• Written instruction
Select, from the material below, each line with "structured" in it.

• Supplied data
# # # # #
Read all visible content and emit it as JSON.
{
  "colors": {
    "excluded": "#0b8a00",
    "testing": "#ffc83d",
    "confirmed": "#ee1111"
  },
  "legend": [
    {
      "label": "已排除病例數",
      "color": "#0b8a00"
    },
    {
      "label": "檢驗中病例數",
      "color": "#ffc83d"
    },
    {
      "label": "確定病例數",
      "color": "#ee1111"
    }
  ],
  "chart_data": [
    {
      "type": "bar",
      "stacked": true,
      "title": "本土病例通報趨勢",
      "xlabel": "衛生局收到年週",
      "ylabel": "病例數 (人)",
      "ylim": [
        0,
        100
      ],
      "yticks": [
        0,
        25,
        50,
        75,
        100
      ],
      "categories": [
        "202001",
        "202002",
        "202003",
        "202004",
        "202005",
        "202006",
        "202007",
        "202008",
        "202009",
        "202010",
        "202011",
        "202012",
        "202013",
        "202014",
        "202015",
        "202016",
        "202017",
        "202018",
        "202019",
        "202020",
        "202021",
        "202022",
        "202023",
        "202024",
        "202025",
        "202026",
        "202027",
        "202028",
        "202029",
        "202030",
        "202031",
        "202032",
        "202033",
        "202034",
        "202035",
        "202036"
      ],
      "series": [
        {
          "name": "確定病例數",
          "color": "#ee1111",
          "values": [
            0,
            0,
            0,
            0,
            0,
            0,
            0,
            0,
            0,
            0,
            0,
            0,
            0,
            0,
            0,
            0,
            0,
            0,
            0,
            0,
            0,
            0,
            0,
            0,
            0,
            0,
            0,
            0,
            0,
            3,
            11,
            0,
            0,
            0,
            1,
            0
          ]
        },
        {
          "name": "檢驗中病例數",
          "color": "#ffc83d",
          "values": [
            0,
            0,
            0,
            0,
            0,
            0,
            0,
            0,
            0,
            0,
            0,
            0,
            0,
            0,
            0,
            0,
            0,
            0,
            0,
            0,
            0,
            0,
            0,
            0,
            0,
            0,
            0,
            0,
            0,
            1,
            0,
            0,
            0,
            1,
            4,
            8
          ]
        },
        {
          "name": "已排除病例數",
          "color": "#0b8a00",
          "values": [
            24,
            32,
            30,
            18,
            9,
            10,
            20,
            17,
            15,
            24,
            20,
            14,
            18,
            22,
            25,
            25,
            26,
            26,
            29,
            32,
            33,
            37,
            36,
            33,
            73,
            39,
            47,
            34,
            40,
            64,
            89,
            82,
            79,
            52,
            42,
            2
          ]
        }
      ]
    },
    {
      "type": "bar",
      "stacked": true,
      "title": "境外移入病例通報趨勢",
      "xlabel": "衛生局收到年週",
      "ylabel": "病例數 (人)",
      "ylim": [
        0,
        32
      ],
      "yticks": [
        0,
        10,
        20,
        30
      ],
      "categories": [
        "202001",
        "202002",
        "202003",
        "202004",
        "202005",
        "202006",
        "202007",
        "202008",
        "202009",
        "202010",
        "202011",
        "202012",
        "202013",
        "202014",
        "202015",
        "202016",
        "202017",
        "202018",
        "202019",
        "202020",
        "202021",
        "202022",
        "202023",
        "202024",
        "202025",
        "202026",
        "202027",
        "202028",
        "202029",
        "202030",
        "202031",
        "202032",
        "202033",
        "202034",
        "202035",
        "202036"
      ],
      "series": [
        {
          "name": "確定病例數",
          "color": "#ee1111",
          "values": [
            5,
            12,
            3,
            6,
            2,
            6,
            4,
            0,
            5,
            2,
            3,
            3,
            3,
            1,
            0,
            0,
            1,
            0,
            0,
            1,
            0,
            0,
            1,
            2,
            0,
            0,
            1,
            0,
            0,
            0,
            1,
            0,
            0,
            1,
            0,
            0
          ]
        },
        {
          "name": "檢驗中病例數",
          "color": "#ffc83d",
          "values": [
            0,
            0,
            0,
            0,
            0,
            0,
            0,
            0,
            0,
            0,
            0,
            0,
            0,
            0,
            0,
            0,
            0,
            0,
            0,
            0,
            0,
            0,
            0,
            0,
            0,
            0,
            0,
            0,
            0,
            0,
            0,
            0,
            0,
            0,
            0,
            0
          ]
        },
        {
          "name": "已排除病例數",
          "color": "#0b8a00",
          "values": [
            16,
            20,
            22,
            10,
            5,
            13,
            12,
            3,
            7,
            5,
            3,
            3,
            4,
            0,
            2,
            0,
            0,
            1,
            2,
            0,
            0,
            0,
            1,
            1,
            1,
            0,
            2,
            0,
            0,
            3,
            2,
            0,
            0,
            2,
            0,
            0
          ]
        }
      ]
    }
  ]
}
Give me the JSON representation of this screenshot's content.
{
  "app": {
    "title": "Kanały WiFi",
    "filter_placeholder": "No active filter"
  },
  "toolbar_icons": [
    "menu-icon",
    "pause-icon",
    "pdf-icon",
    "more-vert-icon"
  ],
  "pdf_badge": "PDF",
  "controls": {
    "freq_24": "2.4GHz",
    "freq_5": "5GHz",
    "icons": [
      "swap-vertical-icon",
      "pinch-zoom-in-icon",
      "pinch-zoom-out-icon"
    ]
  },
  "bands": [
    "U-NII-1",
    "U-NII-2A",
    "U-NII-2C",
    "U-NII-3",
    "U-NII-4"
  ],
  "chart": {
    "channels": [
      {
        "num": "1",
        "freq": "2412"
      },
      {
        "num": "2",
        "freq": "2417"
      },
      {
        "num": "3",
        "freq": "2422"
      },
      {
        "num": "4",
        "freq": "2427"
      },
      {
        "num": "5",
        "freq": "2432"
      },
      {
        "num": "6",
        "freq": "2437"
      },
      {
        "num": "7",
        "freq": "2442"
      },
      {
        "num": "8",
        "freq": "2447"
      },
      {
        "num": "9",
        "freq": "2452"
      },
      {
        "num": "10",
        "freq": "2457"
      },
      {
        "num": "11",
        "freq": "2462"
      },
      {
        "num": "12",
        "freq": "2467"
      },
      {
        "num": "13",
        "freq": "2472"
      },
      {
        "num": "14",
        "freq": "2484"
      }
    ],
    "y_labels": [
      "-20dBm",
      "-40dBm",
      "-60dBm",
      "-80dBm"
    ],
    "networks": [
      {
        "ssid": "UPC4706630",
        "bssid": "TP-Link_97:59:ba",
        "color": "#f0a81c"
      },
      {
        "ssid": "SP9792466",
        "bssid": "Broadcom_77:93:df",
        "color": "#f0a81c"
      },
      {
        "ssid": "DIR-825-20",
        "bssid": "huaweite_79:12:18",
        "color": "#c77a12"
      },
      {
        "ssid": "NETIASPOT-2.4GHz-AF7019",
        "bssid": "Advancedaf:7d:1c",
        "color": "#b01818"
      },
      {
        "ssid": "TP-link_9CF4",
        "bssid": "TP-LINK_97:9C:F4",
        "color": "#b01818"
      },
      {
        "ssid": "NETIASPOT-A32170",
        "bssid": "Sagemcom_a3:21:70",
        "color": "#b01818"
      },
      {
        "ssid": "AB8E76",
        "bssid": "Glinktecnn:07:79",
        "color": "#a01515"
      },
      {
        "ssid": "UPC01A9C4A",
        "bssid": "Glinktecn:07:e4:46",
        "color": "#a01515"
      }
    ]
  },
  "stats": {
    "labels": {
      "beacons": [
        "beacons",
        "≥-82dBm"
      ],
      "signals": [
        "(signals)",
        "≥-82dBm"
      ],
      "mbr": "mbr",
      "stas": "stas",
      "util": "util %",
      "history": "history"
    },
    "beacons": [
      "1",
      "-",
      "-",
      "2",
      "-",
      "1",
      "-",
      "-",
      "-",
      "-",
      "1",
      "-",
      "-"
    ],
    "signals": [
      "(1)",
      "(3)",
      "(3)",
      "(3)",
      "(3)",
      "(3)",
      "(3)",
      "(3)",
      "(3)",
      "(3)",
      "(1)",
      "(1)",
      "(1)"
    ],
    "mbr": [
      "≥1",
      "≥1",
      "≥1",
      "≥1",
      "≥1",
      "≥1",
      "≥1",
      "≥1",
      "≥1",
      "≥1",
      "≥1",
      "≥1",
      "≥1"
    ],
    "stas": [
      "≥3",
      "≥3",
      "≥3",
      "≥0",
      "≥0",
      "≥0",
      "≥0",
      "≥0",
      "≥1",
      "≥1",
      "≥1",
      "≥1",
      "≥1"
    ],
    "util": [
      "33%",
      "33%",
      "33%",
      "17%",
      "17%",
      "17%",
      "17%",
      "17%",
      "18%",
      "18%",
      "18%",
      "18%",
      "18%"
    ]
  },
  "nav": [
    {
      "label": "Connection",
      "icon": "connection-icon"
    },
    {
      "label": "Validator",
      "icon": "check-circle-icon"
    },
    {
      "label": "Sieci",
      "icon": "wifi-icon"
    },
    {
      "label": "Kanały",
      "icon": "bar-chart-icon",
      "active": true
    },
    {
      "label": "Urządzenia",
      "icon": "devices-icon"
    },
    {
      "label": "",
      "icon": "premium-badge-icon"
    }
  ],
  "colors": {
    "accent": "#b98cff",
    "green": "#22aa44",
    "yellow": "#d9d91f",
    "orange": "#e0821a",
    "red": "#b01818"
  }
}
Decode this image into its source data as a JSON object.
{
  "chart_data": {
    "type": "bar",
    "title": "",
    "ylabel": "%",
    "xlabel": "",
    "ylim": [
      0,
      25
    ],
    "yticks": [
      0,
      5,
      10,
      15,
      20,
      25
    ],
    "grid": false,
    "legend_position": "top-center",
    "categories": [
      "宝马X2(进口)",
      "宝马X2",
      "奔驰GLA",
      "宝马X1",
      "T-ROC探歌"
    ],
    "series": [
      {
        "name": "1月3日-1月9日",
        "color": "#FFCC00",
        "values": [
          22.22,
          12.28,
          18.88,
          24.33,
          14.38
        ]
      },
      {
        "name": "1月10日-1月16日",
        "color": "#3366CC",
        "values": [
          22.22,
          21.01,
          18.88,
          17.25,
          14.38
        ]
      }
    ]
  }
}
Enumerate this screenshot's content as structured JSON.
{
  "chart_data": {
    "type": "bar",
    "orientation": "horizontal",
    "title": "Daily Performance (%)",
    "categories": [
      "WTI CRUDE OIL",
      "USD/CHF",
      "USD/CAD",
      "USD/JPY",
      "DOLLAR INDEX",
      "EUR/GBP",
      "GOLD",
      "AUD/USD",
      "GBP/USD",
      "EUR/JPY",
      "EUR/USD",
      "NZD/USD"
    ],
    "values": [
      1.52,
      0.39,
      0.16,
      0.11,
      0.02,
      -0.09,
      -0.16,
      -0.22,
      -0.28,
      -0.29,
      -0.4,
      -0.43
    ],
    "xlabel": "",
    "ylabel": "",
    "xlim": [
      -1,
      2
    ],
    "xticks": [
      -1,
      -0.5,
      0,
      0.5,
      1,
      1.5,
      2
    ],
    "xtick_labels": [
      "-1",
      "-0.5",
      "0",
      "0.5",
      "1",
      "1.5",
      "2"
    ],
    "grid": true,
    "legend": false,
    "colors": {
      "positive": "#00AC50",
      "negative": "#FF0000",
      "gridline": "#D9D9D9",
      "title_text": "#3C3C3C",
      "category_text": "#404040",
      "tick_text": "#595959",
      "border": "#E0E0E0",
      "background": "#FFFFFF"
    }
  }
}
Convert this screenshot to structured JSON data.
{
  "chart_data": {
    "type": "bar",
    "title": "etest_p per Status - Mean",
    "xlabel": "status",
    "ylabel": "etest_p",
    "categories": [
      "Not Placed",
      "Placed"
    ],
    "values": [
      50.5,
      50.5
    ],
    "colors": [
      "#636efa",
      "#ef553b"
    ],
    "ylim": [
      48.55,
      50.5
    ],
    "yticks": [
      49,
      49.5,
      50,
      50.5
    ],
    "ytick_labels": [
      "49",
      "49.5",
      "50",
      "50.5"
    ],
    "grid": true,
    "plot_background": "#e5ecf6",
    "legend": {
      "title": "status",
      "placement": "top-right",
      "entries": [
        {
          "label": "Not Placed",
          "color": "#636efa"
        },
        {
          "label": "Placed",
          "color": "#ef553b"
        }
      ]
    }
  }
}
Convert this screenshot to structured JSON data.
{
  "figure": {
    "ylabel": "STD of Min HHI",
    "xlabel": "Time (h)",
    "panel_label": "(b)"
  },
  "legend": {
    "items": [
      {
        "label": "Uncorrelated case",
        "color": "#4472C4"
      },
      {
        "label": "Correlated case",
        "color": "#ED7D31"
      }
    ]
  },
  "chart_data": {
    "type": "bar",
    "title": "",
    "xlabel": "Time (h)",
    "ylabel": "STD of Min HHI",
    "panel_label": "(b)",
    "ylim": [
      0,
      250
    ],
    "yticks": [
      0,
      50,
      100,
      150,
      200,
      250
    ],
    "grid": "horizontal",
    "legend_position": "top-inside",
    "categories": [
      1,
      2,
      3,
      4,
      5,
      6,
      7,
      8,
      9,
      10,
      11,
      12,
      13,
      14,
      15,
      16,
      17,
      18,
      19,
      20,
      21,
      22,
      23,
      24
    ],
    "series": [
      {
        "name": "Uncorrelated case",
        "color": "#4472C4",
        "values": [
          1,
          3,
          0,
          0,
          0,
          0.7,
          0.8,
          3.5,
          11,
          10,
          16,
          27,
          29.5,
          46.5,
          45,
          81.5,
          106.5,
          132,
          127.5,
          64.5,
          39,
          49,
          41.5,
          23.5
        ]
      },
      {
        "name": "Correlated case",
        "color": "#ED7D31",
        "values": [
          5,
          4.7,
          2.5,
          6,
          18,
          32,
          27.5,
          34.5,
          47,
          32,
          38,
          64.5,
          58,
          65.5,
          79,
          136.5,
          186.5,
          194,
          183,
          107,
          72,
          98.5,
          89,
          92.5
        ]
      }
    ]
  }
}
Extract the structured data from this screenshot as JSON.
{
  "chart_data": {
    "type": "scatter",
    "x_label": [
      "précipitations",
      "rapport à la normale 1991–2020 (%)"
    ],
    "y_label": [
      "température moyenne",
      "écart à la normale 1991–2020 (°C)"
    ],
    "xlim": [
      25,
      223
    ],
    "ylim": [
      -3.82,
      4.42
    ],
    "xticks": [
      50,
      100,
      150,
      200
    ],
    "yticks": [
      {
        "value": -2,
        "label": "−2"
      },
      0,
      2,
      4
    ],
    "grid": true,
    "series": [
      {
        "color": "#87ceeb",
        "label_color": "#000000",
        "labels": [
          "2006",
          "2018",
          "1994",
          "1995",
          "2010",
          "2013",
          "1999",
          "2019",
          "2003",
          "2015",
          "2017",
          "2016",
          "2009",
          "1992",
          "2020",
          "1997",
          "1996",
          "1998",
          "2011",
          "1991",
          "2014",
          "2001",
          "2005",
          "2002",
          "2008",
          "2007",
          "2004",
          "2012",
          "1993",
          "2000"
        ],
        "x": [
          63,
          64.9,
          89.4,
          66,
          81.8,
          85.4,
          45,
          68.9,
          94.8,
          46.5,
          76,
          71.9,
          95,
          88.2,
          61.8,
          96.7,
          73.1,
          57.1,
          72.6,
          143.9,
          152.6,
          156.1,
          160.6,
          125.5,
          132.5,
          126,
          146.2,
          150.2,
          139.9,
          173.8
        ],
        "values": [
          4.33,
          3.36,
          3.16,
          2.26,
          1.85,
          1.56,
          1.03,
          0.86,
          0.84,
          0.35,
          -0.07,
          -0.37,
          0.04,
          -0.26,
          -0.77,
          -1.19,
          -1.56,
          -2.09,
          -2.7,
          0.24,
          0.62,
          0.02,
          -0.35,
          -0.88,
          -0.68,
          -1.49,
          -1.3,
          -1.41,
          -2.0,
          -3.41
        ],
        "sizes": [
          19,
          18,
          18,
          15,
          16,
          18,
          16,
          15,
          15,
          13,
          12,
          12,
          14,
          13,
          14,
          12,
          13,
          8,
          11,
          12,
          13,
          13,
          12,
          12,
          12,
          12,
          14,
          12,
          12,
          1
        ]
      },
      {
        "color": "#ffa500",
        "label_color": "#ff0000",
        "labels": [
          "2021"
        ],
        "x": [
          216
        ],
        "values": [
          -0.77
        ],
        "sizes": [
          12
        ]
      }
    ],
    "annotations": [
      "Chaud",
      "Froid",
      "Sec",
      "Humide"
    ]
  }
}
# # # # #
• Written solution
Enumerate this screenshot's content as structured JSON.
Convert this screenshot to structured JSON data.
Convert this screenshot to structured JSON data.
Extract the structured data from this screenshot as JSON.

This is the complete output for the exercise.